# SET TASK 1
In the housing Bill speech, why does the speaker say that recognizing people's wish to buy their own home is not a new departure? Answer in one to three sentences.
# SET TASK 2
Please set down a passage of the housing Bill speech word for word: begin at the words "Therefore, the second"; stop after "first-time home buyers.".
# SET TASK 3
Resume the housing Bill speech, picking up after its final sentence.
-- TEXT PROVIDED start --
Therefore, the second part of the Bill will help housing associations to provide rented accommodation and to increase choice through new forms of tenure. But —and I return to the first objective of the Bill—we recognise that many people want to buy their own home. This is not a new departure. Labour Governments have a good record here, and it is nothing novel for us to recognise that people aspire, quite rightly, to own their own home. For example, in the last 10 years, Labour Governments have introduced the option mortgage scheme, ended the mortgage famine in 1974, developed the concept of mortgage stability, persuaded the building societies to set up support lending, and have taken action to counter excessive rises in house prices. With this Bill, we introduce a unique measure to help first-time home buyers.

The Bill aims to bring home ownership within the reach of more families, and has two main objectives: first, to ease the financial burden in the early years on those who can now only just afford to buy, and, secondly, to help into home ownership some who are now just on the margin, and who could with a little help buy at the right time.
-- TEXT PROVIDED end --
-- SUPPLIED INFORMATION start --
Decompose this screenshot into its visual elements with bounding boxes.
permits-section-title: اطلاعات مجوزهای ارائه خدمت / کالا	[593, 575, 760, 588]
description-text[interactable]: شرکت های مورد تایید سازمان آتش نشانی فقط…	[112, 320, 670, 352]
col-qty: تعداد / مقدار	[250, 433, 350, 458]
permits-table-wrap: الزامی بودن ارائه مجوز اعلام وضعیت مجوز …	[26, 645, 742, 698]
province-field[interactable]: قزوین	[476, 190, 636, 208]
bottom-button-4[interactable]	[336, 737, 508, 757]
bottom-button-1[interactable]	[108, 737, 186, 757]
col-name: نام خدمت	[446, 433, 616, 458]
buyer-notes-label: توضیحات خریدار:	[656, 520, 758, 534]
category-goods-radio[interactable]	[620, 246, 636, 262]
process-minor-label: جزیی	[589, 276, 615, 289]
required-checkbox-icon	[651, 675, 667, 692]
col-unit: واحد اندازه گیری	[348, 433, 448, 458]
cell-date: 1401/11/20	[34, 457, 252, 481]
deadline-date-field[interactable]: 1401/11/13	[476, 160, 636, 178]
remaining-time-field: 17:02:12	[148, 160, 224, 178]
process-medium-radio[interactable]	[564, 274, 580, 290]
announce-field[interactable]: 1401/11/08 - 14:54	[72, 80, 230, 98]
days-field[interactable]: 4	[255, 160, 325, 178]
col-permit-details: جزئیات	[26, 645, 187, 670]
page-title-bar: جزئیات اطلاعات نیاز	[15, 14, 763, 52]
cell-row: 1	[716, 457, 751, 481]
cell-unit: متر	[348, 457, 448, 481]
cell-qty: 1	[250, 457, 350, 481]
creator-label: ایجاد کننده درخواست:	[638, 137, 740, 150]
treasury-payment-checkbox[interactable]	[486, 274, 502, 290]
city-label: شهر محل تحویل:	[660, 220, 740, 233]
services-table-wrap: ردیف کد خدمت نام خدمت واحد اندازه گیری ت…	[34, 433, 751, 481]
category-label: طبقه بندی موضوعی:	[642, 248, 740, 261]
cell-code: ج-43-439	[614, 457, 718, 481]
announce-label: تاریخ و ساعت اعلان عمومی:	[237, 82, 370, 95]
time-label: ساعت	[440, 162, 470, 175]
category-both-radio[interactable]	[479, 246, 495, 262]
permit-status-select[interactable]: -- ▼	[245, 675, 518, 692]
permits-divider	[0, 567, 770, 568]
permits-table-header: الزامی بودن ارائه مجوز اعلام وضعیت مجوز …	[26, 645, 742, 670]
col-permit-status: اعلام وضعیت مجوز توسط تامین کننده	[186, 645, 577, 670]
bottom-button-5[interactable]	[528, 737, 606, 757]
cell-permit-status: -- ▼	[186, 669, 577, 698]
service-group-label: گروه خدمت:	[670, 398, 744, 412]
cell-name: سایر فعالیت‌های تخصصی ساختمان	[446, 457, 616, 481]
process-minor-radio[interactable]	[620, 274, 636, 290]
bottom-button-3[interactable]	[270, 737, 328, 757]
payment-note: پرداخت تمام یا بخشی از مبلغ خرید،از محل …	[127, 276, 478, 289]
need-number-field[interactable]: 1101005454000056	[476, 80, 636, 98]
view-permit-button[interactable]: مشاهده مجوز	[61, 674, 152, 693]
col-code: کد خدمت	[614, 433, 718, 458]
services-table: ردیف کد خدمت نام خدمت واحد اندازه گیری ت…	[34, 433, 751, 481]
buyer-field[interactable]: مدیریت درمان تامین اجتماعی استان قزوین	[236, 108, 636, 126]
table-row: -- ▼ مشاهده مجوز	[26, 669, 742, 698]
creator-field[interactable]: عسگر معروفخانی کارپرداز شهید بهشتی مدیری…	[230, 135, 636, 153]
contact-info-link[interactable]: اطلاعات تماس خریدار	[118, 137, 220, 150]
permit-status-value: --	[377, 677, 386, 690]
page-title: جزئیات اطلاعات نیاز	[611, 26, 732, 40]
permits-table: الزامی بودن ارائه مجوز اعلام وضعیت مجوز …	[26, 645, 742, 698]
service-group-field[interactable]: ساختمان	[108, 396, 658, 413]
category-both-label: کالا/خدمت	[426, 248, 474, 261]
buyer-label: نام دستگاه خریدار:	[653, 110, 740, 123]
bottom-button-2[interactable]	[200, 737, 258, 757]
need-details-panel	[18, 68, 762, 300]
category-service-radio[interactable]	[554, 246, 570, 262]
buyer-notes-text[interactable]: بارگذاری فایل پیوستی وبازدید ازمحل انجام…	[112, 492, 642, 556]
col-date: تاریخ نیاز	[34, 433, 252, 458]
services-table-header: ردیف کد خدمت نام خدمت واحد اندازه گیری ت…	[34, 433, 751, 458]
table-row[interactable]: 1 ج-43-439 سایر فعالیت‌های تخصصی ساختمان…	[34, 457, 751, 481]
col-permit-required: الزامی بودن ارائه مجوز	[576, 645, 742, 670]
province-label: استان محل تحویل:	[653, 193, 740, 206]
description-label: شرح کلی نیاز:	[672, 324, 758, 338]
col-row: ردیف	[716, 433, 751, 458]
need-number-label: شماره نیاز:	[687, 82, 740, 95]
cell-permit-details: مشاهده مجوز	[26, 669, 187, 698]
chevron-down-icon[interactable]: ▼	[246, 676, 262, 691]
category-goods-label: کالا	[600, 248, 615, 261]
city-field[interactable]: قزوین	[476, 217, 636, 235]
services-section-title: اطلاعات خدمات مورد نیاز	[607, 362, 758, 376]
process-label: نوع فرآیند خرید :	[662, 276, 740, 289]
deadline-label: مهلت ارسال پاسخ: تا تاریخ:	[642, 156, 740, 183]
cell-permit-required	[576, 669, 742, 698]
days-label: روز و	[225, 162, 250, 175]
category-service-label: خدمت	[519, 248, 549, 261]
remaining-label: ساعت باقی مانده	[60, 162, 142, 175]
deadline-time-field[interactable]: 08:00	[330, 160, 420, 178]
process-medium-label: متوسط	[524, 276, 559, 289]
-- SUPPLIED INFORMATION end --
# FINAL RESULT 1
Labour Governments already have a good record of recognizing that people aspire to own their own home. In the last 10 years they introduced the option mortgage scheme, ended the mortgage famine in 1974, developed the concept of mortgage stability, persuaded the building societies to set up support lending, and took action to counter excessive rises in house prices.

# FINAL RESULT 2
Therefore, the second part of the Bill will help housing associations to provide rented accommodation and to increase choice through new forms of tenure. But —and I return to the first objective of the Bill—we recognise that many people want to buy their own home. This is not a new departure. Labour Governments have a good record here, and it is nothing novel for us to recognise that people aspire, quite rightly, to own their own home. For example, in the last 10 years, Labour Governments have introduced the option mortgage scheme, ended the mortgage famine in 1974, developed the concept of mortgage stability, persuaded the building societies to set up support lending, and have taken action to counter excessive rises in house prices. With this Bill, we introduce a unique measure to help first-time home buyers.

# FINAL RESULT 3
About 40 per cent. of all first-time buyers move from privately rented housing. A further 40 per cent. are setting up a home for the first time, and many face a struggle to raise the deposit. The Bill will ease the financial strains on first-time buyers, especially young couples, and help them to buy earlier. Others will be able to leave unsatisfactory rented accommodation or crowded conditions when they are living with their parents. Too often the strains this puts on marriage lead to marital breakdowns and divorce. And whether family conditions are good or bad, young people should have domestic independence as soon as possible.

The schemes were devised with the building societies, the local authorities, banks and insurance companies. The Bill's proposals should not impose undue burdens on the institutions, especially the building societies, which will carry them out and bear the administrative costs. I should like to record our gratitude for their co-operation and help with the provisions of the Bill.

I must emphasise, however, that savings are fundamental since these are not "give-away" schemes. Buyers have to prove ability to save over two years or more. The savings requirements demonstrate, first, that people can save—which they must do if they are contemplating house purchase; secondly, we do not want to tempt into home ownership people who do not have the capacity to save and keep up their mortgage payments. Three broad elements determine whether help will be given. The purchase must be for the first time. It must be with a mortgage, and it must be at a price below a regional limit. A £600 loan will be available to those who, first, save for two years; secondly, who keep at least £300 in the account for the 12 months before they apply for a loan; and, thirdly, to those who accumulate £600 by the same date.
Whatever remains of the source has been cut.